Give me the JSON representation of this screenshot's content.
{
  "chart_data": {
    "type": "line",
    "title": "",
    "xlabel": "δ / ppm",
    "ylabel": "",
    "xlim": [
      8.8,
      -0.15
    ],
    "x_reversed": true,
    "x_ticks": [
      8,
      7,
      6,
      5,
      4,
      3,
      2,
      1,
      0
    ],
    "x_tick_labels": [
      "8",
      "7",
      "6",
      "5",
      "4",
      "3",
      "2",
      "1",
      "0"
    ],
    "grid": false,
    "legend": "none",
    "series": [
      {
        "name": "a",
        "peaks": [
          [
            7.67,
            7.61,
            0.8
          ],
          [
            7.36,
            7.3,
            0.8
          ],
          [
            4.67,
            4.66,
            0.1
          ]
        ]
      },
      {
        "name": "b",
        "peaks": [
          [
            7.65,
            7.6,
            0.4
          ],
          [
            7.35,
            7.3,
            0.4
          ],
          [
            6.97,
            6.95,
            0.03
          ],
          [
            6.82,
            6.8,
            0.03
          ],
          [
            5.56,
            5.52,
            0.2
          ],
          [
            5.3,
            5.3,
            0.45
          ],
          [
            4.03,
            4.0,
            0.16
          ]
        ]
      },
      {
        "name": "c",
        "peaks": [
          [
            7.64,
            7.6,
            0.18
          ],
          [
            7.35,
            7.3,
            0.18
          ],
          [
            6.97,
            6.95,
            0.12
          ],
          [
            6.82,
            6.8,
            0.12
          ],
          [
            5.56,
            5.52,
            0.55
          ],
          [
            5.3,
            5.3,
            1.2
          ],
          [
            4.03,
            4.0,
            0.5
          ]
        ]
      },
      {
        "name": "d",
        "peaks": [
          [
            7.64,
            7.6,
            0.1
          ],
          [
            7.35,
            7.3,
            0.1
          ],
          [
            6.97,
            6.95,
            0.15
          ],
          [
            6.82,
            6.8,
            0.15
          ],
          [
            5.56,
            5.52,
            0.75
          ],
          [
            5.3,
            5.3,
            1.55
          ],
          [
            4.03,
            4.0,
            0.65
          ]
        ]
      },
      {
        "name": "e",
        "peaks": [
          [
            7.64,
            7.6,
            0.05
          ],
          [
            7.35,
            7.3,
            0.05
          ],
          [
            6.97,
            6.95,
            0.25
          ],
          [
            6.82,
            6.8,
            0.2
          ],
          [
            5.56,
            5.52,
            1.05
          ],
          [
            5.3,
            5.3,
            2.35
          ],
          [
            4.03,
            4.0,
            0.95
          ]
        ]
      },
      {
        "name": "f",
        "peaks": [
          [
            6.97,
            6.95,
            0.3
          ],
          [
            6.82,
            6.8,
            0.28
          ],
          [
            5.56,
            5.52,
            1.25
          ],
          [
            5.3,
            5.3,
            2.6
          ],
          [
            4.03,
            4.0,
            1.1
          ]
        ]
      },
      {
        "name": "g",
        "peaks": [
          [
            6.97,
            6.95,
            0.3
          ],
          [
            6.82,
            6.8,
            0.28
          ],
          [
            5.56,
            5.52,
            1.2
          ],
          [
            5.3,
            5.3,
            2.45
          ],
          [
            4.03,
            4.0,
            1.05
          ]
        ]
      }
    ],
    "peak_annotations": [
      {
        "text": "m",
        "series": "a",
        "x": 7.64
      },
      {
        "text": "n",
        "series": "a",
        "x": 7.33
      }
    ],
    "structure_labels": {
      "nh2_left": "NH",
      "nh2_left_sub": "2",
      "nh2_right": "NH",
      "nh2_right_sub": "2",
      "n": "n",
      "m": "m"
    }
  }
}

» **TASK DETAILS**: Retype all the records, matching them exactly.

» **TASK RESULT**:
Give me the JSON representation of this screenshot's content.
{
  "chart_data": {
    "type": "line",
    "title": "",
    "xlabel": "δ / ppm",
    "ylabel": "",
    "xlim": [
      8.8,
      -0.15
    ],
    "x_reversed": true,
    "x_ticks": [
      8,
      7,
      6,
      5,
      4,
      3,
      2,
      1,
      0
    ],
    "x_tick_labels": [
      "8",
      "7",
      "6",
      "5",
      "4",
      "3",
      "2",
      "1",
      "0"
    ],
    "grid": false,
    "legend": "none",
    "series": [
      {
        "name": "a",
        "peaks": [
          [
            7.67,
            7.61,
            0.8
          ],
          [
            7.36,
            7.3,
            0.8
          ],
          [
            4.67,
            4.66,
            0.1
          ]
        ]
      },
      {
        "name": "b",
        "peaks": [
          [
            7.65,
            7.6,
            0.4
          ],
          [
            7.35,
            7.3,
            0.4
          ],
          [
            6.97,
            6.95,
            0.03
          ],
          [
            6.82,
            6.8,
            0.03
          ],
          [
            5.56,
            5.52,
            0.2
          ],
          [
            5.3,
            5.3,
            0.45
          ],
          [
            4.03,
            4.0,
            0.16
          ]
        ]
      },
      {
        "name": "c",
        "peaks": [
          [
            7.64,
            7.6,
            0.18
          ],
          [
            7.35,
            7.3,
            0.18
          ],
          [
            6.97,
            6.95,
            0.12
          ],
          [
            6.82,
            6.8,
            0.12
          ],
          [
            5.56,
            5.52,
            0.55
          ],
          [
            5.3,
            5.3,
            1.2
          ],
          [
            4.03,
            4.0,
            0.5
          ]
        ]
      },
      {
        "name": "d",
        "peaks": [
          [
            7.64,
            7.6,
            0.1
          ],
          [
            7.35,
            7.3,
            0.1
          ],
          [
            6.97,
            6.95,
            0.15
          ],
          [
            6.82,
            6.8,
            0.15
          ],
          [
            5.56,
            5.52,
            0.75
          ],
          [
            5.3,
            5.3,
            1.55
          ],
          [
            4.03,
            4.0,
            0.65
          ]
        ]
      },
      {
        "name": "e",
        "peaks": [
          [
            7.64,
            7.6,
            0.05
          ],
          [
            7.35,
            7.3,
            0.05
          ],
          [
            6.97,
            6.95,
            0.25
          ],
          [
            6.82,
            6.8,
            0.2
          ],
          [
            5.56,
            5.52,
            1.05
          ],
          [
            5.3,
            5.3,
            2.35
          ],
          [
            4.03,
            4.0,
            0.95
          ]
        ]
      },
      {
        "name": "f",
        "peaks": [
          [
            6.97,
            6.95,
            0.3
          ],
          [
            6.82,
            6.8,
            0.28
          ],
          [
            5.56,
            5.52,
            1.25
          ],
          [
            5.3,
            5.3,
            2.6
          ],
          [
            4.03,
            4.0,
            1.1
          ]
        ]
      },
      {
        "name": "g",
        "peaks": [
          [
            6.97,
            6.95,
            0.3
          ],
          [
            6.82,
            6.8,
            0.28
          ],
          [
            5.56,
            5.52,
            1.2
          ],
          [
            5.3,
            5.3,
            2.45
          ],
          [
            4.03,
            4.0,
            1.05
          ]
        ]
      }
    ],
    "peak_annotations": [
      {
        "text": "m",
        "series": "a",
        "x": 7.64
      },
      {
        "text": "n",
        "series": "a",
        "x": 7.33
      }
    ],
    "structure_labels": {
      "nh2_left": "NH",
      "nh2_left_sub": "2",
      "nh2_right": "NH",
      "nh2_right_sub": "2",
      "n": "n",
      "m": "m"
    }
  }
}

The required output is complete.